## Begin

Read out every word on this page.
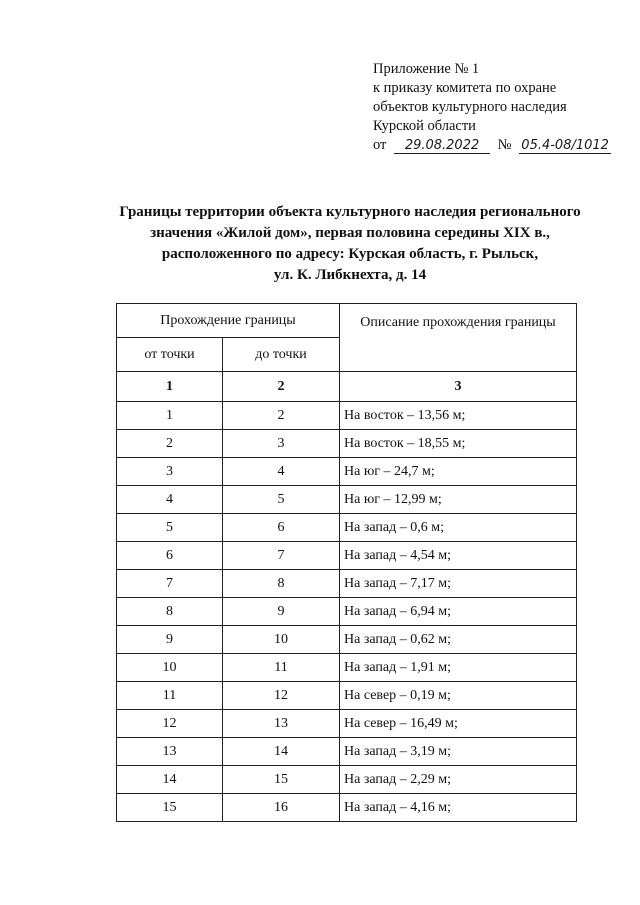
Приложение № 1
к приказу комитета по охране
объектов культурного наследия
Курской области
от 29.08.2022 № 05.4-08/1012
Границы территории объекта культурного наследия регионального
значения «Жилой дом», первая половина середины XIX в.,
расположенного по адресу: Курская область, г. Рыльск,
ул. К. Либкнехта, д. 14
Прохождение границы		Описание прохождения границы
от точки	до точки	
1	2	3
1	2	На восток – 13,56 м;
2	3	На восток – 18,55 м;
3	4	На юг – 24,7 м;
4	5	На юг – 12,99 м;
5	6	На запад – 0,6 м;
6	7	На запад – 4,54 м;
7	8	На запад – 7,17 м;
8	9	На запад – 6,94 м;
9	10	На запад – 0,62 м;
10	11	На запад – 1,91 м;
11	12	На север – 0,19 м;
12	13	На север – 16,49 м;
13	14	На запад – 3,19 м;
14	15	На запад – 2,29 м;
15	16	На запад – 4,16 м;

## End

### Required work
Within the material above, find the lines that contain the word "север"; copy them.

### Answer to this exercise
11	12	На север – 0,19 м;
12	13	На север – 16,49 м;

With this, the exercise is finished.